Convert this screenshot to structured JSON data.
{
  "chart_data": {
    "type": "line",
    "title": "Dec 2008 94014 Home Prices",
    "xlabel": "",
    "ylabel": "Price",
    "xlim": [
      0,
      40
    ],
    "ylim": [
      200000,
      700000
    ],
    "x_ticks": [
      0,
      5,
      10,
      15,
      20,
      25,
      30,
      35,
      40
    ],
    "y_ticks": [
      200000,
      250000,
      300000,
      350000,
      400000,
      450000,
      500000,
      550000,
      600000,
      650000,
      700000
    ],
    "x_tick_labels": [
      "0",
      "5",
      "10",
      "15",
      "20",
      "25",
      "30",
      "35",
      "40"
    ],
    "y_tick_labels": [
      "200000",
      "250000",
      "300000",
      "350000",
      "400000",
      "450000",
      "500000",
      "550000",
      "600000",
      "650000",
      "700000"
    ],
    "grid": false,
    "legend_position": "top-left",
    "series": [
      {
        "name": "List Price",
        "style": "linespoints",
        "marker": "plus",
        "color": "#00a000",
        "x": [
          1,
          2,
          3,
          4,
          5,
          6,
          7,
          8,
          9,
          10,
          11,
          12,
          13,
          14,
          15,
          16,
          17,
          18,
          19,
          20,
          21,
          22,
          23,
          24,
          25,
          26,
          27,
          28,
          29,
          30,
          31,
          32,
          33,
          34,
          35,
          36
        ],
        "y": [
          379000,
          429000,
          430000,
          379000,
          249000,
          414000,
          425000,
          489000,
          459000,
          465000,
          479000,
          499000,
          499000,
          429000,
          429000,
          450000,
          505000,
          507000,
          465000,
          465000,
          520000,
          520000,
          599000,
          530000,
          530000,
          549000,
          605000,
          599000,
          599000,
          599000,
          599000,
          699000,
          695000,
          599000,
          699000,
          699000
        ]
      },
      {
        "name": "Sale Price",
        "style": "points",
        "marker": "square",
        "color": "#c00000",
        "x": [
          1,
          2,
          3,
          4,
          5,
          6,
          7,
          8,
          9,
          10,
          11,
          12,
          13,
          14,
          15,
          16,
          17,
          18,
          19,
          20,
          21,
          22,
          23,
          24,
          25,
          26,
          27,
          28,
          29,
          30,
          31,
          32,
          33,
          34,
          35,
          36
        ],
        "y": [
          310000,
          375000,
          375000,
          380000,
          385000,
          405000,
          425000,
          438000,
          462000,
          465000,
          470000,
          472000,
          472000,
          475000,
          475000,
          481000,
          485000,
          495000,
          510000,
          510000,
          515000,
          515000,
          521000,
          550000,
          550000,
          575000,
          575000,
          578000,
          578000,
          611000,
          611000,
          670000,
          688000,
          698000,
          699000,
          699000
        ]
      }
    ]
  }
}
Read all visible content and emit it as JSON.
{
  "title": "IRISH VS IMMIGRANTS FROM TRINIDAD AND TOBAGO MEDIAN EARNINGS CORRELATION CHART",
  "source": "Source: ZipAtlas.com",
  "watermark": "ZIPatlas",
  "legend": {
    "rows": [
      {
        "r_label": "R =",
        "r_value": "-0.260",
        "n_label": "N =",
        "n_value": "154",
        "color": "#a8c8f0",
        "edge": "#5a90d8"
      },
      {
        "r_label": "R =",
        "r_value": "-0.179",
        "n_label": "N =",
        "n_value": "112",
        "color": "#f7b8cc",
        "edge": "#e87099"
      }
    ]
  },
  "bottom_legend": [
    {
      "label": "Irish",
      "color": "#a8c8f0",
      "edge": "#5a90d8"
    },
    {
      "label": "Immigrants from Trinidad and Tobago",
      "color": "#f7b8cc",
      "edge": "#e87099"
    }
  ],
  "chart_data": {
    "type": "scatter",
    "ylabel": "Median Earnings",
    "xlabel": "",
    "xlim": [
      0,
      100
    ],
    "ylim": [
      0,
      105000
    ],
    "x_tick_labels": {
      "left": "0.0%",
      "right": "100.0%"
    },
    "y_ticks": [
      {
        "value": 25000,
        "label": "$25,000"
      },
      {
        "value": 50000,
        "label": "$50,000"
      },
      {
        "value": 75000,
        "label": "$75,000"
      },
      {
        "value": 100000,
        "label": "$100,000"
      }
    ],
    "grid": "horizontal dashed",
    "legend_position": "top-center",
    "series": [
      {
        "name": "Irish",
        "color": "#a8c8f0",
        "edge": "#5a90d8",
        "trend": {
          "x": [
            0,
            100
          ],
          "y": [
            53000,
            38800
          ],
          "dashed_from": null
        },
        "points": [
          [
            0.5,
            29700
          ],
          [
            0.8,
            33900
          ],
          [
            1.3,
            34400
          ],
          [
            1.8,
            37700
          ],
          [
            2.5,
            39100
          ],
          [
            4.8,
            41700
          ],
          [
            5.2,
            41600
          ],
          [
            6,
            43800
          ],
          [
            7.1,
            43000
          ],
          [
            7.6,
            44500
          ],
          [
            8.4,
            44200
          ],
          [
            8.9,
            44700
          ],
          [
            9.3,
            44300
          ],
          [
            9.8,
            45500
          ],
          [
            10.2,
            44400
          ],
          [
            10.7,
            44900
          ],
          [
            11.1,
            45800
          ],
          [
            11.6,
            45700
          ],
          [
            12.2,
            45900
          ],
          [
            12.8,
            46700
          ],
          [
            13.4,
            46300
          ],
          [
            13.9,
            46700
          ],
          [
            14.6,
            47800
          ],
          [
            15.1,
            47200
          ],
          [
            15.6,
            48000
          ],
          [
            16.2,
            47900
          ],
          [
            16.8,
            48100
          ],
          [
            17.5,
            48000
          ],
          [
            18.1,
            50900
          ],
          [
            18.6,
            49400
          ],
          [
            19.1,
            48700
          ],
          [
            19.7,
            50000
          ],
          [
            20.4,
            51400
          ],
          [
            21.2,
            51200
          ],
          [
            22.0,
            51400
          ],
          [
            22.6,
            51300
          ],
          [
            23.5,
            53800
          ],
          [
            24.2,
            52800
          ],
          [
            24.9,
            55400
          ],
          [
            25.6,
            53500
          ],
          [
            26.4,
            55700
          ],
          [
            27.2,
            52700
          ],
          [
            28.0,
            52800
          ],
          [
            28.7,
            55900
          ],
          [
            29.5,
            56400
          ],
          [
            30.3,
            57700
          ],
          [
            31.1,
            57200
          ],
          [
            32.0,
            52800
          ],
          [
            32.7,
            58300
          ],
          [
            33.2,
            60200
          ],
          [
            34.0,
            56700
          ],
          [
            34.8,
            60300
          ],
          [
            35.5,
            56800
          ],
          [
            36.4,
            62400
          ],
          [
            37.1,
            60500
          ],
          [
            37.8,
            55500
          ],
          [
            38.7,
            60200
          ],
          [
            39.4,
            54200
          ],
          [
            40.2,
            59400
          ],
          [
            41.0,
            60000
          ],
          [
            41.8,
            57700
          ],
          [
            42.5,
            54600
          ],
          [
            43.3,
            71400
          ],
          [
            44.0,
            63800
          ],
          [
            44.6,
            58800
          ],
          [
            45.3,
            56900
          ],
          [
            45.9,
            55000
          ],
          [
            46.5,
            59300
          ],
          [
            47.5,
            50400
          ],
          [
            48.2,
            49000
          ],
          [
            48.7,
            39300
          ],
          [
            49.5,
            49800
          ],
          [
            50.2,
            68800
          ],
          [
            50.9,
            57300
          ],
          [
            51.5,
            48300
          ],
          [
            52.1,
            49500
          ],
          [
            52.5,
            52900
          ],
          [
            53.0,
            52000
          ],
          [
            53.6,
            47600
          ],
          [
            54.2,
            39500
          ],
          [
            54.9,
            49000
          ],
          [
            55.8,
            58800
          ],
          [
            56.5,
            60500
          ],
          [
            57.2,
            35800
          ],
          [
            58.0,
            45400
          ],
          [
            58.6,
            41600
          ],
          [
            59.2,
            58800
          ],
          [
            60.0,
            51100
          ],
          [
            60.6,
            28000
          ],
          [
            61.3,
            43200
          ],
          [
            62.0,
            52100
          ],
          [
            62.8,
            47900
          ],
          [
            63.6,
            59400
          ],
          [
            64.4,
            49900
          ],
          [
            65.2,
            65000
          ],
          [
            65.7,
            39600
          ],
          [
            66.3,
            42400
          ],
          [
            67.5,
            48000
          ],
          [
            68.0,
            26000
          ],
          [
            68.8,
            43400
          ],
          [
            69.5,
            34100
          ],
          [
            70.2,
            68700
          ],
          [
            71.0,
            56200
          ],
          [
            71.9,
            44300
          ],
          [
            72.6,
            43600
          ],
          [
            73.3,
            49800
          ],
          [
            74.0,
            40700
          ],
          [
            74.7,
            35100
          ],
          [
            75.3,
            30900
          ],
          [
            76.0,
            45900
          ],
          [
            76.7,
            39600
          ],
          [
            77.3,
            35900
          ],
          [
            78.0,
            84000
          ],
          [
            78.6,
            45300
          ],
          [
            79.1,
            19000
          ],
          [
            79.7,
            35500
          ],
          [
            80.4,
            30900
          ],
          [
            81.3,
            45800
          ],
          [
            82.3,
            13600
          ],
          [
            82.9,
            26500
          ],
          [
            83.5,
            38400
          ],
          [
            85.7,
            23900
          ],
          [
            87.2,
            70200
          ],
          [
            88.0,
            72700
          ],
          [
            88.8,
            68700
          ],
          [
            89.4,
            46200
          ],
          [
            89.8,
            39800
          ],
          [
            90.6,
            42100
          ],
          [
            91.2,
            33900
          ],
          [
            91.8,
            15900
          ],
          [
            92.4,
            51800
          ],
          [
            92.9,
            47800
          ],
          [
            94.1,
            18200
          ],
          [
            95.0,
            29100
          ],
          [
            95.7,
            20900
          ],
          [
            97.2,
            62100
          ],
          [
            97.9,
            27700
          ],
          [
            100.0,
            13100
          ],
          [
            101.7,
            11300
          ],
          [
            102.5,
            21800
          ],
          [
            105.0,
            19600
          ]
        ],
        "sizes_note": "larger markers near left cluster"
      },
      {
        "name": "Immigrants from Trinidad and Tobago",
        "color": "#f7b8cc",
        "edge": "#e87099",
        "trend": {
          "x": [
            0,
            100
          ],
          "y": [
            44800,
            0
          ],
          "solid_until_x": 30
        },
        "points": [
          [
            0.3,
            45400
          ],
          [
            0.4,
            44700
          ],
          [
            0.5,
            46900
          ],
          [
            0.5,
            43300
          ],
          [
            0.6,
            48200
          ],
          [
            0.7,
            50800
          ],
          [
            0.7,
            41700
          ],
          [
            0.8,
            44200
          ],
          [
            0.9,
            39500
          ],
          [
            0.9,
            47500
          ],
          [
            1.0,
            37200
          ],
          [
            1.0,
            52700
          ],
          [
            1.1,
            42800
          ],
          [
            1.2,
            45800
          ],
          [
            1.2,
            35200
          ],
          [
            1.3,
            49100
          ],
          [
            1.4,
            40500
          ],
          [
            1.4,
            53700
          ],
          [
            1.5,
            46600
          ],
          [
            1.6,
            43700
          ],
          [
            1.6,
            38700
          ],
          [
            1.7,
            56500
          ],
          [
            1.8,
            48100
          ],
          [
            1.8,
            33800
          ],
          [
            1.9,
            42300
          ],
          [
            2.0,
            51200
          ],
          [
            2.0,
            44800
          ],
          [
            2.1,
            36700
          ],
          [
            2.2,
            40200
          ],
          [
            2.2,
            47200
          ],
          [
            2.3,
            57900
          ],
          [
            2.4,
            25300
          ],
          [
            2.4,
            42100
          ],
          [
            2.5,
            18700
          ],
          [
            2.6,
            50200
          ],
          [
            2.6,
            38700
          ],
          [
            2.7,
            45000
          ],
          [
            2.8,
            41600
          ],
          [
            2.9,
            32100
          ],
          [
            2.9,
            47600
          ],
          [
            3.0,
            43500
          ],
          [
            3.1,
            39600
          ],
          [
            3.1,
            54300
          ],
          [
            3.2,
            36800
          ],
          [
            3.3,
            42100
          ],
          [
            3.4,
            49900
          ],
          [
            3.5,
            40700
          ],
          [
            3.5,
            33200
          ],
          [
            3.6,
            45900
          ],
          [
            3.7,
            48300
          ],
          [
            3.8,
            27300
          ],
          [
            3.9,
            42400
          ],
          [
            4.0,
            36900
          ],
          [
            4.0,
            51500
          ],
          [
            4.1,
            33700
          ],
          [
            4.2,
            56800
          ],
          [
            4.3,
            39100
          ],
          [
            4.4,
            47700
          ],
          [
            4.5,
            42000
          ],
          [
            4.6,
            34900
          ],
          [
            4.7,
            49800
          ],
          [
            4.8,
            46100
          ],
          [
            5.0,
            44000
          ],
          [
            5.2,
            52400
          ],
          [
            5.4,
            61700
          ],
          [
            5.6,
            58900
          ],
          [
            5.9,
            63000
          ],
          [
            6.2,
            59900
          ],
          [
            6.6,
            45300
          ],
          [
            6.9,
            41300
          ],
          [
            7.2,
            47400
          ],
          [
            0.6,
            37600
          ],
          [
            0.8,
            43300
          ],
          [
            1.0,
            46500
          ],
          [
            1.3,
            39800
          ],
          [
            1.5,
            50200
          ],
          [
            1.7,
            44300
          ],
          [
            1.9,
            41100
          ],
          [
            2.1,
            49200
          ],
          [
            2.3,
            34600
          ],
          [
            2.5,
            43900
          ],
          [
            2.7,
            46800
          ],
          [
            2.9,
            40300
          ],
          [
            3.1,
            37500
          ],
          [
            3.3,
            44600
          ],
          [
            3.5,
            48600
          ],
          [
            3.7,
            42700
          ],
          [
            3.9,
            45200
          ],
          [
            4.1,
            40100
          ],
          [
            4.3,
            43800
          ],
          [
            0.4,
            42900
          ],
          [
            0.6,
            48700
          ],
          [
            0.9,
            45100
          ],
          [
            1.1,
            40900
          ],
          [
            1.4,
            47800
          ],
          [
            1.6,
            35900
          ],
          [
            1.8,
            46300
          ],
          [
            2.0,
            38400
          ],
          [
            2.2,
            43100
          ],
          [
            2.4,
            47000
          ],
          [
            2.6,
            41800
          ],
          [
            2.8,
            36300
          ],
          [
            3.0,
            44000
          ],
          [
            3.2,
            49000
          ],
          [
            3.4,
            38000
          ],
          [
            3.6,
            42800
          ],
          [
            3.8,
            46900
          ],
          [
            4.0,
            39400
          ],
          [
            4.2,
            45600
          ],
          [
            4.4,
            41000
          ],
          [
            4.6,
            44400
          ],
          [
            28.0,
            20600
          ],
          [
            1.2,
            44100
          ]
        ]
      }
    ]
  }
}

§ §

Exercise prompt:
Pull out all lines containing "left".

Output:
    "legend_position": "top-left",
      "left": "0.0%",
        "sizes_note": "larger markers near left cluster"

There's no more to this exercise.